- _EXERCISE DESCRIPTION_
Narrow the data below down to the lines containing "Health".

- _STORED RECORDS_
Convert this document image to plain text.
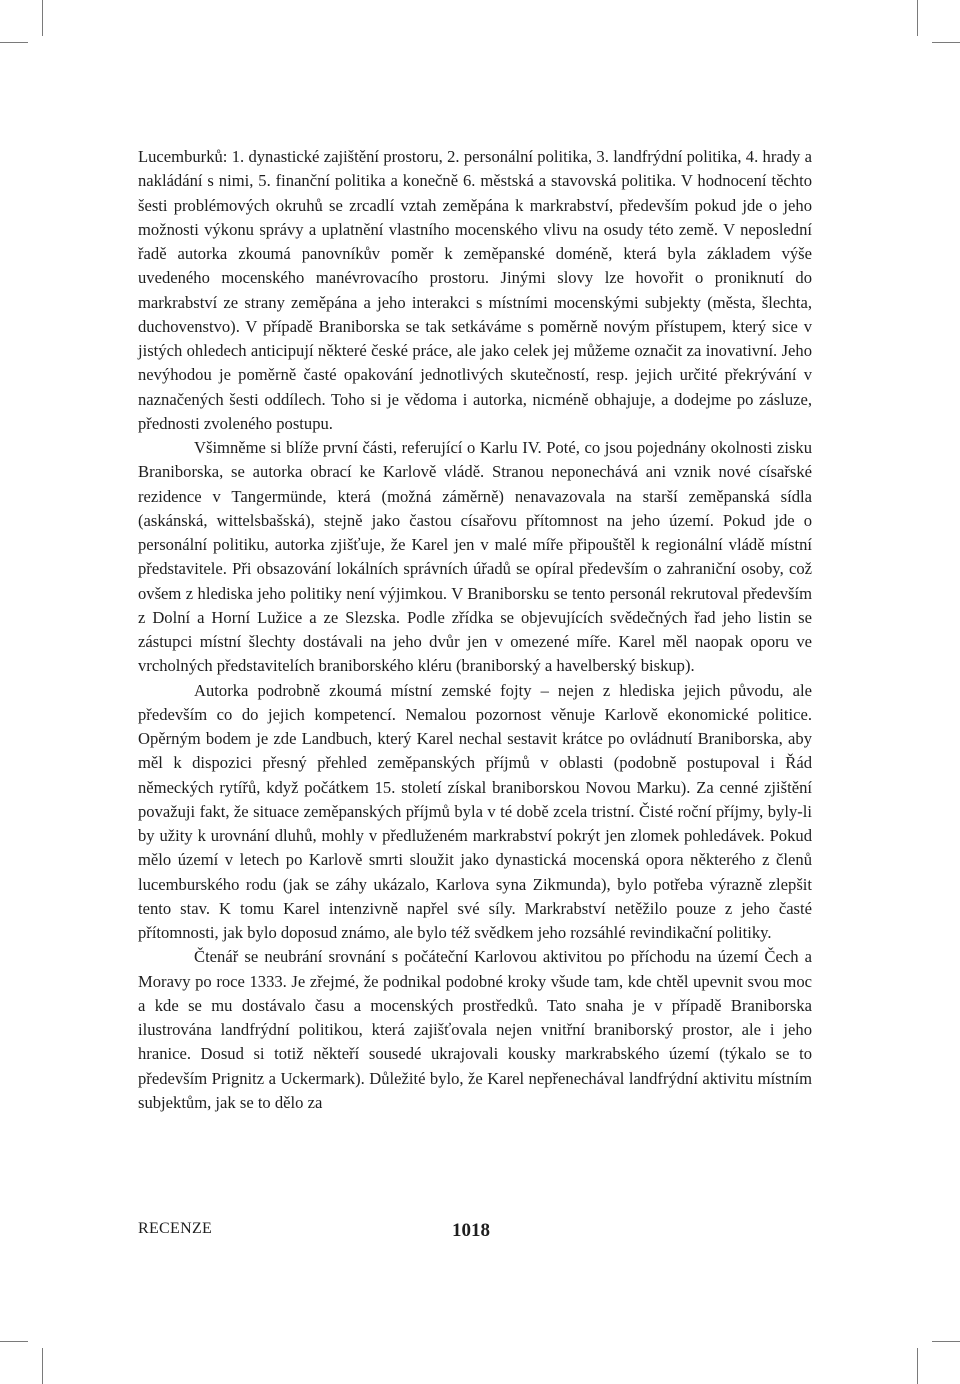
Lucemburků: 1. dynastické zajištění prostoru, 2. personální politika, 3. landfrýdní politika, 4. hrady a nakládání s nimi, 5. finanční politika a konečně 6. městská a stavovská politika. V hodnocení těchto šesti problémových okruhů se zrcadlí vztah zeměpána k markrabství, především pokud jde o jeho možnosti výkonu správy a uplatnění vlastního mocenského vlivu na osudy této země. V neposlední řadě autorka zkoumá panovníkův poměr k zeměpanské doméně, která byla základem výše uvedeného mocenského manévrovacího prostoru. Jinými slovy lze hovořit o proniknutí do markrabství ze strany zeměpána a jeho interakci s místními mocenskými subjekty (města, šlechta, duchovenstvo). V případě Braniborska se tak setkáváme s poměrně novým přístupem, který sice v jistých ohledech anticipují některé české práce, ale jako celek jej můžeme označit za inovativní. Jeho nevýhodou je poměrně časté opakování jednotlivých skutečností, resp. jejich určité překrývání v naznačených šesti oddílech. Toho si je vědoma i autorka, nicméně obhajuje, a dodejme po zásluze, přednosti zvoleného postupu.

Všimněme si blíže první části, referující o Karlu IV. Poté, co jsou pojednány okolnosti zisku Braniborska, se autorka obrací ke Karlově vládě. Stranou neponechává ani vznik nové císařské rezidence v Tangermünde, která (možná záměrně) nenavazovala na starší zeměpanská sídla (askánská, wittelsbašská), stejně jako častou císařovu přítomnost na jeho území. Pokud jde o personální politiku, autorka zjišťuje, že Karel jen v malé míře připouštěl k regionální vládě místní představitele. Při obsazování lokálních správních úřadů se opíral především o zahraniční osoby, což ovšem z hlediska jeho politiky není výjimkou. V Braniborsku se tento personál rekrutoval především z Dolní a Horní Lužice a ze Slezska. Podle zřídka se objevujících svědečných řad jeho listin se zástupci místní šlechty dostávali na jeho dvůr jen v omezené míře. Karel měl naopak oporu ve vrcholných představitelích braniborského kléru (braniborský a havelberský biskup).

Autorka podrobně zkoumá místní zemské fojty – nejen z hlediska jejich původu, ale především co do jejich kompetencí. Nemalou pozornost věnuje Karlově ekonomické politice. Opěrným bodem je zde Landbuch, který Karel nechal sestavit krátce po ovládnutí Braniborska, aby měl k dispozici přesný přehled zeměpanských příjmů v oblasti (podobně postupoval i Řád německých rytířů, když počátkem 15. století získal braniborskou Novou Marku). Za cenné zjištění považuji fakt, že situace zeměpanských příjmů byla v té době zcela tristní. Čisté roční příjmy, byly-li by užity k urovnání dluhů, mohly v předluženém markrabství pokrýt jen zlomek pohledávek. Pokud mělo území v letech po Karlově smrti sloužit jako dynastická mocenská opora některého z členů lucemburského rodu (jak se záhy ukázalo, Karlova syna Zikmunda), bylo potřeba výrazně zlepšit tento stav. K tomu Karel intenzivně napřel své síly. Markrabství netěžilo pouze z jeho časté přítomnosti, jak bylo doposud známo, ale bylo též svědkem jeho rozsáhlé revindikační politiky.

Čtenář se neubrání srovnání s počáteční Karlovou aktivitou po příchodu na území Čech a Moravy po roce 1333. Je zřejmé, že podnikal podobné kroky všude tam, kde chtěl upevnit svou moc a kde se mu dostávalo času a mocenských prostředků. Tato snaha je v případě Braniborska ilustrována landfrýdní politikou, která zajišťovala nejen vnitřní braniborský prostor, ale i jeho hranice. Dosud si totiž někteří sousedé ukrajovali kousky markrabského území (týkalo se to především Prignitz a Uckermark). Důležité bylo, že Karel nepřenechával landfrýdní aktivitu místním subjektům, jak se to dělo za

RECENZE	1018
--
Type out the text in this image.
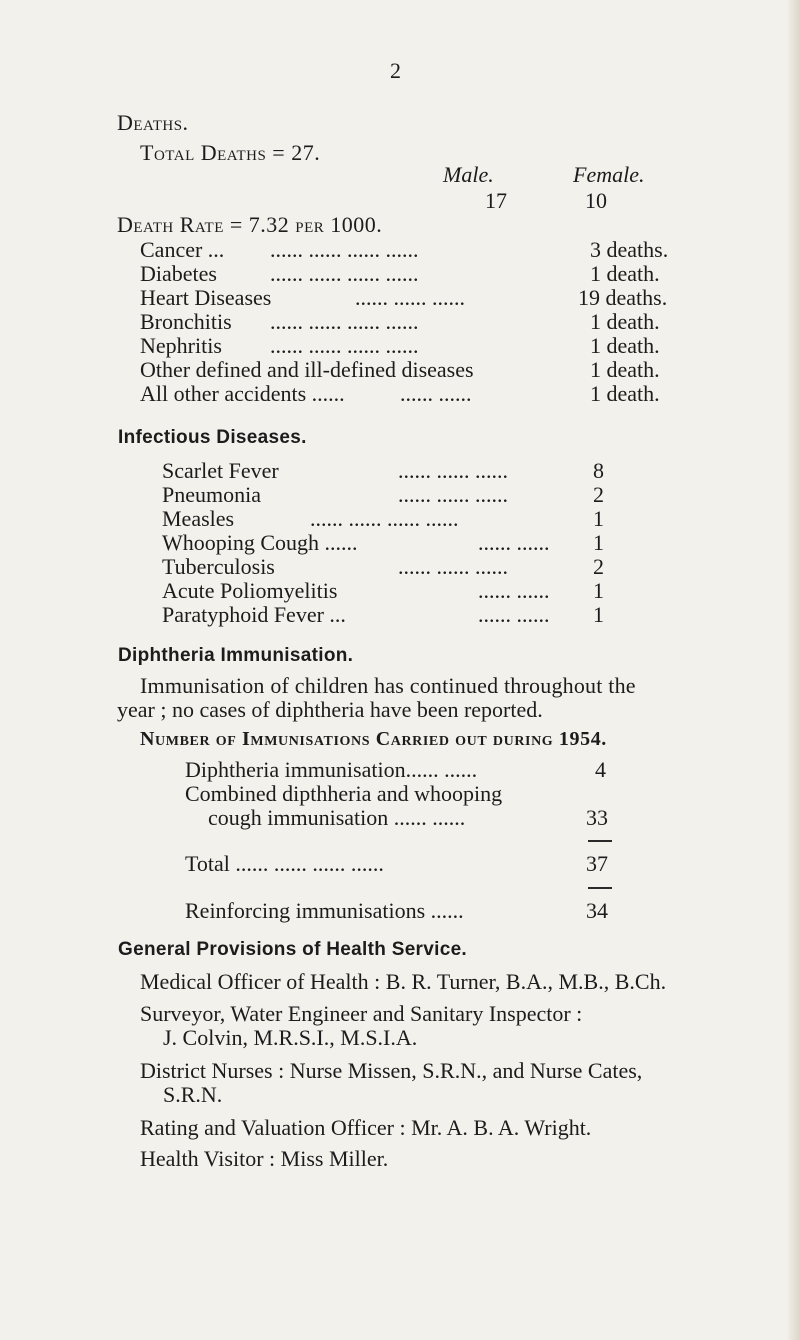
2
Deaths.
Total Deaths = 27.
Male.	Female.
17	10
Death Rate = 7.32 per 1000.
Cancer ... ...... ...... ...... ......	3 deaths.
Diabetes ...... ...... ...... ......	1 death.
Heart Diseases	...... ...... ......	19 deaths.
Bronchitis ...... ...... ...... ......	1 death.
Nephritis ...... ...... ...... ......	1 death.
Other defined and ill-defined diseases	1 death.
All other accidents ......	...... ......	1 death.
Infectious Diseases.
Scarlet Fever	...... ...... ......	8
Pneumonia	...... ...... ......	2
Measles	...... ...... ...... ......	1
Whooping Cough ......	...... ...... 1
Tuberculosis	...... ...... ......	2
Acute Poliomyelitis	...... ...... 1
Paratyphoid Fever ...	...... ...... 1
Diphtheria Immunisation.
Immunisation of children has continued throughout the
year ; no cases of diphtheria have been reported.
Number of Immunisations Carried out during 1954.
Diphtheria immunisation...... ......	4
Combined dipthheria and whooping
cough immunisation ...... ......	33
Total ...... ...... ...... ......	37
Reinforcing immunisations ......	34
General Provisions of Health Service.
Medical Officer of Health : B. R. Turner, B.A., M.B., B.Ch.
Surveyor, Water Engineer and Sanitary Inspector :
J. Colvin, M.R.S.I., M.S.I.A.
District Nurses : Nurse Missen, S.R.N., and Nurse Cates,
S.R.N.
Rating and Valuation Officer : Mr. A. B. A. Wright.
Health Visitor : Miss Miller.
* * *
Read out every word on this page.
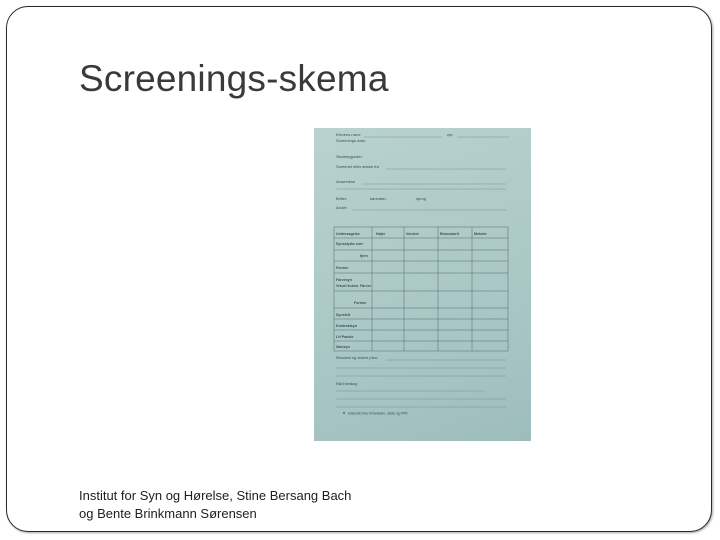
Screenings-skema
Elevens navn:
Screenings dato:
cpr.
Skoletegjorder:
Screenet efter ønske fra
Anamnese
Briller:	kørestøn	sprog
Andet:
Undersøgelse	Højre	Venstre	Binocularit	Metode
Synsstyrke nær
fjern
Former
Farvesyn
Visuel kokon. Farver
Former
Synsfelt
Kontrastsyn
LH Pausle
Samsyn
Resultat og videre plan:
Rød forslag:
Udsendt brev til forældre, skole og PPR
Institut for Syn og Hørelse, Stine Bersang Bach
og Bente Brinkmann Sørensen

- _PROBLEM SOLUTION_
General Provisions of Health Service.
Medical Officer of Health : B. R. Turner, B.A., M.B., B.Ch.
Health Visitor : Miss Miller.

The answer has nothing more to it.